## EXERCISE INSTRUCTIONS
Rewrite the material below, changing every occurrence of "day-separator" to "day-divider" and leaving all other text unchanged.

• • • •

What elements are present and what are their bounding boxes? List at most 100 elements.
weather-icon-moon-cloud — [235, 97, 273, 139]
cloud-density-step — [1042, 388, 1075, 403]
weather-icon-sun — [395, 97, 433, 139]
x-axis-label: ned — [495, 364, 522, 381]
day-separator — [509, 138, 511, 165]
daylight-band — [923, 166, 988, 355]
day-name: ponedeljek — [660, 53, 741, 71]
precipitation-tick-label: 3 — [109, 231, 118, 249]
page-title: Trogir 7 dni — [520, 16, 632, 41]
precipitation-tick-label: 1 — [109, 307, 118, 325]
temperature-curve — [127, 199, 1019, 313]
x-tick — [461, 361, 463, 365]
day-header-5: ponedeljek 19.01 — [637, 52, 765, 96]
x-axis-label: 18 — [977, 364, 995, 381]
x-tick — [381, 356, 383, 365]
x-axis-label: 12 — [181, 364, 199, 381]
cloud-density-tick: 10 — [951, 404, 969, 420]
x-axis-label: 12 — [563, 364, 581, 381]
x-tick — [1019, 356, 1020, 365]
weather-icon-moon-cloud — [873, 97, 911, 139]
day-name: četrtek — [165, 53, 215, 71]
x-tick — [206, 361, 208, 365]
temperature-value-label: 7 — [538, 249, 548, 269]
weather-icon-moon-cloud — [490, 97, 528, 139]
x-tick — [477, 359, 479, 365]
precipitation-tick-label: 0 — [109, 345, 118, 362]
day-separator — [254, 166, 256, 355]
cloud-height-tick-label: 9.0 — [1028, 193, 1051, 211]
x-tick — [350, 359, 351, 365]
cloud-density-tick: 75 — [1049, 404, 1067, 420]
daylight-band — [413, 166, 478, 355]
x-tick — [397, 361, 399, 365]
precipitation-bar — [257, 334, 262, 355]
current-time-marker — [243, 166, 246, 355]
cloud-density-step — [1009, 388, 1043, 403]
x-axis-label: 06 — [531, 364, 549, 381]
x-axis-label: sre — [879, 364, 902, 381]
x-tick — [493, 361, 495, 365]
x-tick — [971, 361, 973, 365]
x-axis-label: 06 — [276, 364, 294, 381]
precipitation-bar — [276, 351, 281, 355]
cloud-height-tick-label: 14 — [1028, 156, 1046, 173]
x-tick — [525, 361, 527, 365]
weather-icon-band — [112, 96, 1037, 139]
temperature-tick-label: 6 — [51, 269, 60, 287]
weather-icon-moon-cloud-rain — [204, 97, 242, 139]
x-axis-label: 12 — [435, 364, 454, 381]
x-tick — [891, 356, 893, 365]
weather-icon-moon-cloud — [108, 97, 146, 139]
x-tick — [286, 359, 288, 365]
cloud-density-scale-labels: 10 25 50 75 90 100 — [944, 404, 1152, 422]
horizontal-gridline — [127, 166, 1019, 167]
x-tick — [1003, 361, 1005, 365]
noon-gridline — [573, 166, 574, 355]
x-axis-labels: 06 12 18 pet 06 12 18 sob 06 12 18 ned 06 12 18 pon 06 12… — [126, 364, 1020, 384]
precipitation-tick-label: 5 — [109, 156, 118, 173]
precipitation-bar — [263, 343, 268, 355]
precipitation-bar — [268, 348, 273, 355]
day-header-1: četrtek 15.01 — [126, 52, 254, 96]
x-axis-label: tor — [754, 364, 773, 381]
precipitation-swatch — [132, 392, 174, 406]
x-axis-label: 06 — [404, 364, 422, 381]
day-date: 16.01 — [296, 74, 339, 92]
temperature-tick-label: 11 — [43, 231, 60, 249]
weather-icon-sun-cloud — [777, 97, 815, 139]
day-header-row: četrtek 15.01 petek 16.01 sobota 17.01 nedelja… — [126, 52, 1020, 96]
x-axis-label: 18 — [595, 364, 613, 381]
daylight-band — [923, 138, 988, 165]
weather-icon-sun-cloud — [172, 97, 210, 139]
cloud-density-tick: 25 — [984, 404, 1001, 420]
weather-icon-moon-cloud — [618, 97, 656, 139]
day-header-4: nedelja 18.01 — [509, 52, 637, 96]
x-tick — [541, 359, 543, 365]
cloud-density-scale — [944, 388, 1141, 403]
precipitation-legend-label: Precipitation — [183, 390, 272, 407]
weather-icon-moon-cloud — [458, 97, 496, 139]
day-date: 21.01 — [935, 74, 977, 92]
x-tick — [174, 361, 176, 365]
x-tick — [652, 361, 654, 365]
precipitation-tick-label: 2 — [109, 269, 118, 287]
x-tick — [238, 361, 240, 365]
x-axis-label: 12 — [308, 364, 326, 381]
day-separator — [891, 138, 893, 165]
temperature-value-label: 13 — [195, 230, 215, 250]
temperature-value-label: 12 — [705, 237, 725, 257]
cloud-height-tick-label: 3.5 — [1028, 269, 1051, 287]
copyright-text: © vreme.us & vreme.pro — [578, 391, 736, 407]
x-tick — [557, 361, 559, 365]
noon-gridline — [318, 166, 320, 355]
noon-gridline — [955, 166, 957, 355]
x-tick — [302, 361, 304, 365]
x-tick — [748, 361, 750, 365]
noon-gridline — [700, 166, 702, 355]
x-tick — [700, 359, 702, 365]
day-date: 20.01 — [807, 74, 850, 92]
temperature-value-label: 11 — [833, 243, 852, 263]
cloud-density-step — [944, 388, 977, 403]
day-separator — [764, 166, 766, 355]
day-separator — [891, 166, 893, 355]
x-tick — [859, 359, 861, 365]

• • • •

## THE SOLUTION
What elements are present and what are their bounding boxes? List at most 100 elements.
weather-icon-moon-cloud — [235, 97, 273, 139]
cloud-density-step — [1042, 388, 1075, 403]
weather-icon-sun — [395, 97, 433, 139]
x-axis-label: ned — [495, 364, 522, 381]
day-divider — [509, 138, 511, 165]
daylight-band — [923, 166, 988, 355]
day-name: ponedeljek — [660, 53, 741, 71]
precipitation-tick-label: 3 — [109, 231, 118, 249]
page-title: Trogir 7 dni — [520, 16, 632, 41]
precipitation-tick-label: 1 — [109, 307, 118, 325]
temperature-curve — [127, 199, 1019, 313]
x-tick — [461, 361, 463, 365]
day-header-5: ponedeljek 19.01 — [637, 52, 765, 96]
x-axis-label: 18 — [977, 364, 995, 381]
x-tick — [381, 356, 383, 365]
x-axis-label: 12 — [181, 364, 199, 381]
cloud-density-tick: 10 — [951, 404, 969, 420]
x-axis-label: 12 — [563, 364, 581, 381]
x-tick — [1019, 356, 1020, 365]
weather-icon-moon-cloud — [873, 97, 911, 139]
day-name: četrtek — [165, 53, 215, 71]
x-tick — [206, 361, 208, 365]
temperature-value-label: 7 — [538, 249, 548, 269]
weather-icon-moon-cloud — [490, 97, 528, 139]
x-tick — [477, 359, 479, 365]
precipitation-tick-label: 0 — [109, 345, 118, 362]
day-divider — [254, 166, 256, 355]
cloud-height-tick-label: 9.0 — [1028, 193, 1051, 211]
x-tick — [350, 359, 351, 365]
cloud-density-tick: 75 — [1049, 404, 1067, 420]
daylight-band — [413, 166, 478, 355]
x-tick — [397, 361, 399, 365]
precipitation-bar — [257, 334, 262, 355]
current-time-marker — [243, 166, 246, 355]
cloud-density-step — [1009, 388, 1043, 403]
x-axis-label: 06 — [531, 364, 549, 381]
x-axis-label: sre — [879, 364, 902, 381]
x-tick — [493, 361, 495, 365]
x-tick — [971, 361, 973, 365]
x-axis-label: 06 — [276, 364, 294, 381]
precipitation-bar — [276, 351, 281, 355]
cloud-height-tick-label: 14 — [1028, 156, 1046, 173]
x-tick — [525, 361, 527, 365]
weather-icon-band — [112, 96, 1037, 139]
temperature-tick-label: 6 — [51, 269, 60, 287]
weather-icon-moon-cloud-rain — [204, 97, 242, 139]
x-axis-label: 12 — [435, 364, 454, 381]
x-tick — [891, 356, 893, 365]
weather-icon-moon-cloud — [108, 97, 146, 139]
x-tick — [286, 359, 288, 365]
cloud-density-scale-labels: 10 25 50 75 90 100 — [944, 404, 1152, 422]
horizontal-gridline — [127, 166, 1019, 167]
x-tick — [1003, 361, 1005, 365]
noon-gridline — [573, 166, 574, 355]
x-axis-labels: 06 12 18 pet 06 12 18 sob 06 12 18 ned 06 12 18 pon 06 12… — [126, 364, 1020, 384]
precipitation-tick-label: 5 — [109, 156, 118, 173]
precipitation-bar — [263, 343, 268, 355]
precipitation-bar — [268, 348, 273, 355]
day-header-1: četrtek 15.01 — [126, 52, 254, 96]
x-axis-label: tor — [754, 364, 773, 381]
precipitation-swatch — [132, 392, 174, 406]
x-axis-label: 06 — [404, 364, 422, 381]
day-date: 16.01 — [296, 74, 339, 92]
temperature-tick-label: 11 — [43, 231, 60, 249]
weather-icon-sun-cloud — [777, 97, 815, 139]
day-header-row: četrtek 15.01 petek 16.01 sobota 17.01 nedelja… — [126, 52, 1020, 96]
x-axis-label: 18 — [595, 364, 613, 381]
daylight-band — [923, 138, 988, 165]
weather-icon-sun-cloud — [172, 97, 210, 139]
cloud-density-tick: 25 — [984, 404, 1001, 420]
weather-icon-moon-cloud — [618, 97, 656, 139]
day-header-4: nedelja 18.01 — [509, 52, 637, 96]
x-tick — [541, 359, 543, 365]
cloud-density-scale — [944, 388, 1141, 403]
precipitation-legend-label: Precipitation — [183, 390, 272, 407]
weather-icon-moon-cloud — [458, 97, 496, 139]
day-date: 21.01 — [935, 74, 977, 92]
x-tick — [174, 361, 176, 365]
x-tick — [652, 361, 654, 365]
precipitation-tick-label: 2 — [109, 269, 118, 287]
x-tick — [238, 361, 240, 365]
x-axis-label: 12 — [308, 364, 326, 381]
day-divider — [891, 138, 893, 165]
temperature-value-label: 13 — [195, 230, 215, 250]
temperature-value-label: 12 — [705, 237, 725, 257]
cloud-height-tick-label: 3.5 — [1028, 269, 1051, 287]
copyright-text: © vreme.us & vreme.pro — [578, 391, 736, 407]
x-tick — [557, 361, 559, 365]
noon-gridline — [318, 166, 320, 355]
noon-gridline — [955, 166, 957, 355]
x-tick — [302, 361, 304, 365]
x-tick — [748, 361, 750, 365]
noon-gridline — [700, 166, 702, 355]
x-tick — [700, 359, 702, 365]
day-date: 20.01 — [807, 74, 850, 92]
temperature-value-label: 11 — [833, 243, 852, 263]
cloud-density-step — [944, 388, 977, 403]
day-divider — [764, 166, 766, 355]
day-divider — [891, 166, 893, 355]
x-tick — [859, 359, 861, 365]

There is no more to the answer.